• [STATED PROBLEM]: The entries below should be output exactly as written.
[start TASK DATA]
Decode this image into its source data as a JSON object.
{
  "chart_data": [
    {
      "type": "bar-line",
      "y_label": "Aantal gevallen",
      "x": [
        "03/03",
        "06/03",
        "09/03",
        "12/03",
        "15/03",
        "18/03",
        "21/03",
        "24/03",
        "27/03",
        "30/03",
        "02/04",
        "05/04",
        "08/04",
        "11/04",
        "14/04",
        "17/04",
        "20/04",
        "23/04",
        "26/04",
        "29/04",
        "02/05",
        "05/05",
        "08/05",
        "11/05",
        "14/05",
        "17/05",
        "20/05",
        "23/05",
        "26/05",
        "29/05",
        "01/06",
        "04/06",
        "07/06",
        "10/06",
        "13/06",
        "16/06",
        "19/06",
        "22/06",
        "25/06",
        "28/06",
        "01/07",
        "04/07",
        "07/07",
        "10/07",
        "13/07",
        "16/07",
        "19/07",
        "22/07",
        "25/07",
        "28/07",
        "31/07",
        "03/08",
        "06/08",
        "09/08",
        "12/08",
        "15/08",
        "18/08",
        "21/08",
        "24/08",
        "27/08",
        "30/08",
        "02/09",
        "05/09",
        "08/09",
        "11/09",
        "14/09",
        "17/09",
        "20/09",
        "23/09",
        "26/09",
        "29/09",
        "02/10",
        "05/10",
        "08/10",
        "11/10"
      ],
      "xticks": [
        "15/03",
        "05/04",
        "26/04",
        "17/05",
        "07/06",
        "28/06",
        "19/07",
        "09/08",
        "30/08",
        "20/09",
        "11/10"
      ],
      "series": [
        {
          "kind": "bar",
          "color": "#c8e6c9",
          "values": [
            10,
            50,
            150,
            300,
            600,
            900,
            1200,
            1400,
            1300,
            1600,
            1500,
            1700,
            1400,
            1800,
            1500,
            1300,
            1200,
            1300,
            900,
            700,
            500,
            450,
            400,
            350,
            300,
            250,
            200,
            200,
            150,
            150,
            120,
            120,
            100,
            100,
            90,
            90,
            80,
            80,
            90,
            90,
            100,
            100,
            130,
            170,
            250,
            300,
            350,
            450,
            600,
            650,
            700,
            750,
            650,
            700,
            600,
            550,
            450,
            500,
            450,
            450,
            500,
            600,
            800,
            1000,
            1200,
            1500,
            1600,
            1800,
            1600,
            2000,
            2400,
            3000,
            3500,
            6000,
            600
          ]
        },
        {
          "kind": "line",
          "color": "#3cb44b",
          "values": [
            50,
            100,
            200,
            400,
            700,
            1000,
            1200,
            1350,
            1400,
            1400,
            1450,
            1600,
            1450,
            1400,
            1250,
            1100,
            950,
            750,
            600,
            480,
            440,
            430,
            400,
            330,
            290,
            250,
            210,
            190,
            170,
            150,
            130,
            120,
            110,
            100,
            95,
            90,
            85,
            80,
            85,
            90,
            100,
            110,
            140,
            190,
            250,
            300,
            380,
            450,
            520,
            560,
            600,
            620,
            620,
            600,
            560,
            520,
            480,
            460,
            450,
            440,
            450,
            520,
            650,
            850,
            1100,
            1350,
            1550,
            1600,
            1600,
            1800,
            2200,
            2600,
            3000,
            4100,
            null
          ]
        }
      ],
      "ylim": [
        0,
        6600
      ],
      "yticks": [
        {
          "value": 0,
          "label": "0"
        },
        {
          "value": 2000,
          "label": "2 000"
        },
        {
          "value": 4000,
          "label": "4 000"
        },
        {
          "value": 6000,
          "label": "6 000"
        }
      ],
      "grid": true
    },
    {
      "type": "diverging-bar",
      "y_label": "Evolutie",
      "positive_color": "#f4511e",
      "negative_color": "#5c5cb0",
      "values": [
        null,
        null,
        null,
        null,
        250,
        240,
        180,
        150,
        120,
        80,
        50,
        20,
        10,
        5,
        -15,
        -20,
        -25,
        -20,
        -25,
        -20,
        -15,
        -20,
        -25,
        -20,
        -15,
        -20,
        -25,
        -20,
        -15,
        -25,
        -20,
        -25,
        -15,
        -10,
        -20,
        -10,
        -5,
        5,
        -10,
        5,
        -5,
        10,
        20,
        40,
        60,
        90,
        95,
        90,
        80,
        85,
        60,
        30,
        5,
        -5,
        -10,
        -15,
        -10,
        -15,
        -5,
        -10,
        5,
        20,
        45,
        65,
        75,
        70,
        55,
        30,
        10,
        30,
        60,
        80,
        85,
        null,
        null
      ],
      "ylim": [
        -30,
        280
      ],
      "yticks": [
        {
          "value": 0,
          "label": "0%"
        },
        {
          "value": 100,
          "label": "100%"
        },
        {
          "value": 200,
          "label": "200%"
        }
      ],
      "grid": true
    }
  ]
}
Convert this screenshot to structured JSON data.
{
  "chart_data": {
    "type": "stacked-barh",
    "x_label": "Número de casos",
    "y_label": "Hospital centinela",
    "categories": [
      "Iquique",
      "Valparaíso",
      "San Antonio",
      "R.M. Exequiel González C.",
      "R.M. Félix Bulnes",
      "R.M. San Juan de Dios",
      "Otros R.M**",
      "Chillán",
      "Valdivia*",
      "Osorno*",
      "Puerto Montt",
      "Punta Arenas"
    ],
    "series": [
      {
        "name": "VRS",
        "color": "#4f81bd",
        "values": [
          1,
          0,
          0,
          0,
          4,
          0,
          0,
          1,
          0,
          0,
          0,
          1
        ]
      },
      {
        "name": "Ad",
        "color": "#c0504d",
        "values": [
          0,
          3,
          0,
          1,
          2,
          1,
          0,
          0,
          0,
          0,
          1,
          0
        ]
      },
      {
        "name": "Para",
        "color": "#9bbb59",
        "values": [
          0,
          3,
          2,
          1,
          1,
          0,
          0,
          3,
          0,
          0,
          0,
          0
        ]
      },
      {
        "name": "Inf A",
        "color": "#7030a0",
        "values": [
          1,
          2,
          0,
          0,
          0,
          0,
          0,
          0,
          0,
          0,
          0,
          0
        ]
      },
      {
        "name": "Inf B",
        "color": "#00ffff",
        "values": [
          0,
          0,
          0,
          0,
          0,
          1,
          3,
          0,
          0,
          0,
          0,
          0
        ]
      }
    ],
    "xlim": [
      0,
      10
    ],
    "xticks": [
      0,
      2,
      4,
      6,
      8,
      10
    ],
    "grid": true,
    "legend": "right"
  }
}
[end TASK DATA]
• [TASK ANSWER]:
Decode this image into its source data as a JSON object.
{
  "chart_data": [
    {
      "type": "bar-line",
      "y_label": "Aantal gevallen",
      "x": [
        "03/03",
        "06/03",
        "09/03",
        "12/03",
        "15/03",
        "18/03",
        "21/03",
        "24/03",
        "27/03",
        "30/03",
        "02/04",
        "05/04",
        "08/04",
        "11/04",
        "14/04",
        "17/04",
        "20/04",
        "23/04",
        "26/04",
        "29/04",
        "02/05",
        "05/05",
        "08/05",
        "11/05",
        "14/05",
        "17/05",
        "20/05",
        "23/05",
        "26/05",
        "29/05",
        "01/06",
        "04/06",
        "07/06",
        "10/06",
        "13/06",
        "16/06",
        "19/06",
        "22/06",
        "25/06",
        "28/06",
        "01/07",
        "04/07",
        "07/07",
        "10/07",
        "13/07",
        "16/07",
        "19/07",
        "22/07",
        "25/07",
        "28/07",
        "31/07",
        "03/08",
        "06/08",
        "09/08",
        "12/08",
        "15/08",
        "18/08",
        "21/08",
        "24/08",
        "27/08",
        "30/08",
        "02/09",
        "05/09",
        "08/09",
        "11/09",
        "14/09",
        "17/09",
        "20/09",
        "23/09",
        "26/09",
        "29/09",
        "02/10",
        "05/10",
        "08/10",
        "11/10"
      ],
      "xticks": [
        "15/03",
        "05/04",
        "26/04",
        "17/05",
        "07/06",
        "28/06",
        "19/07",
        "09/08",
        "30/08",
        "20/09",
        "11/10"
      ],
      "series": [
        {
          "kind": "bar",
          "color": "#c8e6c9",
          "values": [
            10,
            50,
            150,
            300,
            600,
            900,
            1200,
            1400,
            1300,
            1600,
            1500,
            1700,
            1400,
            1800,
            1500,
            1300,
            1200,
            1300,
            900,
            700,
            500,
            450,
            400,
            350,
            300,
            250,
            200,
            200,
            150,
            150,
            120,
            120,
            100,
            100,
            90,
            90,
            80,
            80,
            90,
            90,
            100,
            100,
            130,
            170,
            250,
            300,
            350,
            450,
            600,
            650,
            700,
            750,
            650,
            700,
            600,
            550,
            450,
            500,
            450,
            450,
            500,
            600,
            800,
            1000,
            1200,
            1500,
            1600,
            1800,
            1600,
            2000,
            2400,
            3000,
            3500,
            6000,
            600
          ]
        },
        {
          "kind": "line",
          "color": "#3cb44b",
          "values": [
            50,
            100,
            200,
            400,
            700,
            1000,
            1200,
            1350,
            1400,
            1400,
            1450,
            1600,
            1450,
            1400,
            1250,
            1100,
            950,
            750,
            600,
            480,
            440,
            430,
            400,
            330,
            290,
            250,
            210,
            190,
            170,
            150,
            130,
            120,
            110,
            100,
            95,
            90,
            85,
            80,
            85,
            90,
            100,
            110,
            140,
            190,
            250,
            300,
            380,
            450,
            520,
            560,
            600,
            620,
            620,
            600,
            560,
            520,
            480,
            460,
            450,
            440,
            450,
            520,
            650,
            850,
            1100,
            1350,
            1550,
            1600,
            1600,
            1800,
            2200,
            2600,
            3000,
            4100,
            null
          ]
        }
      ],
      "ylim": [
        0,
        6600
      ],
      "yticks": [
        {
          "value": 0,
          "label": "0"
        },
        {
          "value": 2000,
          "label": "2 000"
        },
        {
          "value": 4000,
          "label": "4 000"
        },
        {
          "value": 6000,
          "label": "6 000"
        }
      ],
      "grid": true
    },
    {
      "type": "diverging-bar",
      "y_label": "Evolutie",
      "positive_color": "#f4511e",
      "negative_color": "#5c5cb0",
      "values": [
        null,
        null,
        null,
        null,
        250,
        240,
        180,
        150,
        120,
        80,
        50,
        20,
        10,
        5,
        -15,
        -20,
        -25,
        -20,
        -25,
        -20,
        -15,
        -20,
        -25,
        -20,
        -15,
        -20,
        -25,
        -20,
        -15,
        -25,
        -20,
        -25,
        -15,
        -10,
        -20,
        -10,
        -5,
        5,
        -10,
        5,
        -5,
        10,
        20,
        40,
        60,
        90,
        95,
        90,
        80,
        85,
        60,
        30,
        5,
        -5,
        -10,
        -15,
        -10,
        -15,
        -5,
        -10,
        5,
        20,
        45,
        65,
        75,
        70,
        55,
        30,
        10,
        30,
        60,
        80,
        85,
        null,
        null
      ],
      "ylim": [
        -30,
        280
      ],
      "yticks": [
        {
          "value": 0,
          "label": "0%"
        },
        {
          "value": 100,
          "label": "100%"
        },
        {
          "value": 200,
          "label": "200%"
        }
      ],
      "grid": true
    }
  ]
}
Convert this screenshot to structured JSON data.
{
  "chart_data": {
    "type": "stacked-barh",
    "x_label": "Número de casos",
    "y_label": "Hospital centinela",
    "categories": [
      "Iquique",
      "Valparaíso",
      "San Antonio",
      "R.M. Exequiel González C.",
      "R.M. Félix Bulnes",
      "R.M. San Juan de Dios",
      "Otros R.M**",
      "Chillán",
      "Valdivia*",
      "Osorno*",
      "Puerto Montt",
      "Punta Arenas"
    ],
    "series": [
      {
        "name": "VRS",
        "color": "#4f81bd",
        "values": [
          1,
          0,
          0,
          0,
          4,
          0,
          0,
          1,
          0,
          0,
          0,
          1
        ]
      },
      {
        "name": "Ad",
        "color": "#c0504d",
        "values": [
          0,
          3,
          0,
          1,
          2,
          1,
          0,
          0,
          0,
          0,
          1,
          0
        ]
      },
      {
        "name": "Para",
        "color": "#9bbb59",
        "values": [
          0,
          3,
          2,
          1,
          1,
          0,
          0,
          3,
          0,
          0,
          0,
          0
        ]
      },
      {
        "name": "Inf A",
        "color": "#7030a0",
        "values": [
          1,
          2,
          0,
          0,
          0,
          0,
          0,
          0,
          0,
          0,
          0,
          0
        ]
      },
      {
        "name": "Inf B",
        "color": "#00ffff",
        "values": [
          0,
          0,
          0,
          0,
          0,
          1,
          3,
          0,
          0,
          0,
          0,
          0
        ]
      }
    ],
    "xlim": [
      0,
      10
    ],
    "xticks": [
      0,
      2,
      4,
      6,
      8,
      10
    ],
    "grid": true,
    "legend": "right"
  }
}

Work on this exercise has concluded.